# [Directions for this task]
Print every entry exactly as written.

— Start of Working data —

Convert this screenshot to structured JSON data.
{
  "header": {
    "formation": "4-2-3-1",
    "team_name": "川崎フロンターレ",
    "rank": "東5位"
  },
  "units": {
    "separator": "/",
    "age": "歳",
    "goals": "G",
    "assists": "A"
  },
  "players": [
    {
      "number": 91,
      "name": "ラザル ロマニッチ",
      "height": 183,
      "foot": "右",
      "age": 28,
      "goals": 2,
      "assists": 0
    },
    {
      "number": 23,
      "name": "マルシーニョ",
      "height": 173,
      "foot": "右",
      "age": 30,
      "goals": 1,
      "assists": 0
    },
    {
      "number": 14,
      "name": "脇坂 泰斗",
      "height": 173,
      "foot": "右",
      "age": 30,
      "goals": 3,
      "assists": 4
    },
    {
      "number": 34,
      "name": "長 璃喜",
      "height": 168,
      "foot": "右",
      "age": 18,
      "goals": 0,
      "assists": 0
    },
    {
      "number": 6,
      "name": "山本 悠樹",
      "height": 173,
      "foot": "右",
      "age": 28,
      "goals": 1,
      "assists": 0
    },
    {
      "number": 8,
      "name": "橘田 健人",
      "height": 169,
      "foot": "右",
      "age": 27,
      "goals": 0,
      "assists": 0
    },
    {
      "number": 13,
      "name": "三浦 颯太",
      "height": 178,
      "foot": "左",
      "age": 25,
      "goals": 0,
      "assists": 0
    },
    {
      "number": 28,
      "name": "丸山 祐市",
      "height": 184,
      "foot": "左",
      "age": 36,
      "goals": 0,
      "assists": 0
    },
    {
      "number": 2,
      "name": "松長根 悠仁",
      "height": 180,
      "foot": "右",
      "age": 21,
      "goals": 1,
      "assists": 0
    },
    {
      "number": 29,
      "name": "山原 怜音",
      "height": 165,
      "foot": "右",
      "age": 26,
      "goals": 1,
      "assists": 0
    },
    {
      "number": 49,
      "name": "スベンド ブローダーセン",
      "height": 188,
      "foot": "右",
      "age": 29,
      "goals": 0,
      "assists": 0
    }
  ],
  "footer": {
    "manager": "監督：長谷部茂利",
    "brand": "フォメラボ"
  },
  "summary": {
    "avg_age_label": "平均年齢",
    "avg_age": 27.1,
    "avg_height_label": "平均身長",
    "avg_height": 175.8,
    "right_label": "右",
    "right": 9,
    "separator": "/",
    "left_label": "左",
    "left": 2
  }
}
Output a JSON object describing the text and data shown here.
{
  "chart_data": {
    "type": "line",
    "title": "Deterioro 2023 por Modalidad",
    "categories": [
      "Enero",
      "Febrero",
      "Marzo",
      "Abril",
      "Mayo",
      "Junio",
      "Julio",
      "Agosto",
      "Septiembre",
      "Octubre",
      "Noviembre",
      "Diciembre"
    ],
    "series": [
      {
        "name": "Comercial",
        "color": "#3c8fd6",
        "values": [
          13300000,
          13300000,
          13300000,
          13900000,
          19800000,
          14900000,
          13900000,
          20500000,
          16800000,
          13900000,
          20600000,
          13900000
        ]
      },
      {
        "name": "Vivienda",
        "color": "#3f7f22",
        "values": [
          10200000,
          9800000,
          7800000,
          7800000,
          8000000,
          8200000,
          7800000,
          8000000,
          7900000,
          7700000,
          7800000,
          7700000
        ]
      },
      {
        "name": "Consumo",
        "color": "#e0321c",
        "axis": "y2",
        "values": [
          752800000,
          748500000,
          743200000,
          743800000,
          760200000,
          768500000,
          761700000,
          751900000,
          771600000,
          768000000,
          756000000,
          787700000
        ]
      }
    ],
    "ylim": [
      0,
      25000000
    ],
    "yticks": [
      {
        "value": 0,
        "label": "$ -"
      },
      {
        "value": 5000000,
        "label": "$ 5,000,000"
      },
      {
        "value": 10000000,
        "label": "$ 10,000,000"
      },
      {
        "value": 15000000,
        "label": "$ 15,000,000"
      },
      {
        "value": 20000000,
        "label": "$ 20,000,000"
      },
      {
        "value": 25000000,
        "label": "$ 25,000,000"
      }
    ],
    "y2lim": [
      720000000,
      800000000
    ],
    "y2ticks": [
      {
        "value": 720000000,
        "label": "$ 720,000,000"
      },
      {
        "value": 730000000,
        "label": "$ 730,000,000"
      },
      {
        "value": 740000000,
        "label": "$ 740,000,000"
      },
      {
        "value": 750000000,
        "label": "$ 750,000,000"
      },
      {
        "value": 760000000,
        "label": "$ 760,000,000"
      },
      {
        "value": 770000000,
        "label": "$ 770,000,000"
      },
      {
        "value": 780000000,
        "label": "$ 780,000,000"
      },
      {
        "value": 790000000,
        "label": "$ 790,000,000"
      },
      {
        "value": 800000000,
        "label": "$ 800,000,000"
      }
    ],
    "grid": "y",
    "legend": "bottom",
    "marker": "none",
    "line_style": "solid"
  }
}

— End of Working data —

# [Complete response]
Convert this screenshot to structured JSON data.
{
  "header": {
    "formation": "4-2-3-1",
    "team_name": "川崎フロンターレ",
    "rank": "東5位"
  },
  "units": {
    "separator": "/",
    "age": "歳",
    "goals": "G",
    "assists": "A"
  },
  "players": [
    {
      "number": 91,
      "name": "ラザル ロマニッチ",
      "height": 183,
      "foot": "右",
      "age": 28,
      "goals": 2,
      "assists": 0
    },
    {
      "number": 23,
      "name": "マルシーニョ",
      "height": 173,
      "foot": "右",
      "age": 30,
      "goals": 1,
      "assists": 0
    },
    {
      "number": 14,
      "name": "脇坂 泰斗",
      "height": 173,
      "foot": "右",
      "age": 30,
      "goals": 3,
      "assists": 4
    },
    {
      "number": 34,
      "name": "長 璃喜",
      "height": 168,
      "foot": "右",
      "age": 18,
      "goals": 0,
      "assists": 0
    },
    {
      "number": 6,
      "name": "山本 悠樹",
      "height": 173,
      "foot": "右",
      "age": 28,
      "goals": 1,
      "assists": 0
    },
    {
      "number": 8,
      "name": "橘田 健人",
      "height": 169,
      "foot": "右",
      "age": 27,
      "goals": 0,
      "assists": 0
    },
    {
      "number": 13,
      "name": "三浦 颯太",
      "height": 178,
      "foot": "左",
      "age": 25,
      "goals": 0,
      "assists": 0
    },
    {
      "number": 28,
      "name": "丸山 祐市",
      "height": 184,
      "foot": "左",
      "age": 36,
      "goals": 0,
      "assists": 0
    },
    {
      "number": 2,
      "name": "松長根 悠仁",
      "height": 180,
      "foot": "右",
      "age": 21,
      "goals": 1,
      "assists": 0
    },
    {
      "number": 29,
      "name": "山原 怜音",
      "height": 165,
      "foot": "右",
      "age": 26,
      "goals": 1,
      "assists": 0
    },
    {
      "number": 49,
      "name": "スベンド ブローダーセン",
      "height": 188,
      "foot": "右",
      "age": 29,
      "goals": 0,
      "assists": 0
    }
  ],
  "footer": {
    "manager": "監督：長谷部茂利",
    "brand": "フォメラボ"
  },
  "summary": {
    "avg_age_label": "平均年齢",
    "avg_age": 27.1,
    "avg_height_label": "平均身長",
    "avg_height": 175.8,
    "right_label": "右",
    "right": 9,
    "separator": "/",
    "left_label": "左",
    "left": 2
  }
}
Output a JSON object describing the text and data shown here.
{
  "chart_data": {
    "type": "line",
    "title": "Deterioro 2023 por Modalidad",
    "categories": [
      "Enero",
      "Febrero",
      "Marzo",
      "Abril",
      "Mayo",
      "Junio",
      "Julio",
      "Agosto",
      "Septiembre",
      "Octubre",
      "Noviembre",
      "Diciembre"
    ],
    "series": [
      {
        "name": "Comercial",
        "color": "#3c8fd6",
        "values": [
          13300000,
          13300000,
          13300000,
          13900000,
          19800000,
          14900000,
          13900000,
          20500000,
          16800000,
          13900000,
          20600000,
          13900000
        ]
      },
      {
        "name": "Vivienda",
        "color": "#3f7f22",
        "values": [
          10200000,
          9800000,
          7800000,
          7800000,
          8000000,
          8200000,
          7800000,
          8000000,
          7900000,
          7700000,
          7800000,
          7700000
        ]
      },
      {
        "name": "Consumo",
        "color": "#e0321c",
        "axis": "y2",
        "values": [
          752800000,
          748500000,
          743200000,
          743800000,
          760200000,
          768500000,
          761700000,
          751900000,
          771600000,
          768000000,
          756000000,
          787700000
        ]
      }
    ],
    "ylim": [
      0,
      25000000
    ],
    "yticks": [
      {
        "value": 0,
        "label": "$ -"
      },
      {
        "value": 5000000,
        "label": "$ 5,000,000"
      },
      {
        "value": 10000000,
        "label": "$ 10,000,000"
      },
      {
        "value": 15000000,
        "label": "$ 15,000,000"
      },
      {
        "value": 20000000,
        "label": "$ 20,000,000"
      },
      {
        "value": 25000000,
        "label": "$ 25,000,000"
      }
    ],
    "y2lim": [
      720000000,
      800000000
    ],
    "y2ticks": [
      {
        "value": 720000000,
        "label": "$ 720,000,000"
      },
      {
        "value": 730000000,
        "label": "$ 730,000,000"
      },
      {
        "value": 740000000,
        "label": "$ 740,000,000"
      },
      {
        "value": 750000000,
        "label": "$ 750,000,000"
      },
      {
        "value": 760000000,
        "label": "$ 760,000,000"
      },
      {
        "value": 770000000,
        "label": "$ 770,000,000"
      },
      {
        "value": 780000000,
        "label": "$ 780,000,000"
      },
      {
        "value": 790000000,
        "label": "$ 790,000,000"
      },
      {
        "value": 800000000,
        "label": "$ 800,000,000"
      }
    ],
    "grid": "y",
    "legend": "bottom",
    "marker": "none",
    "line_style": "solid"
  }
}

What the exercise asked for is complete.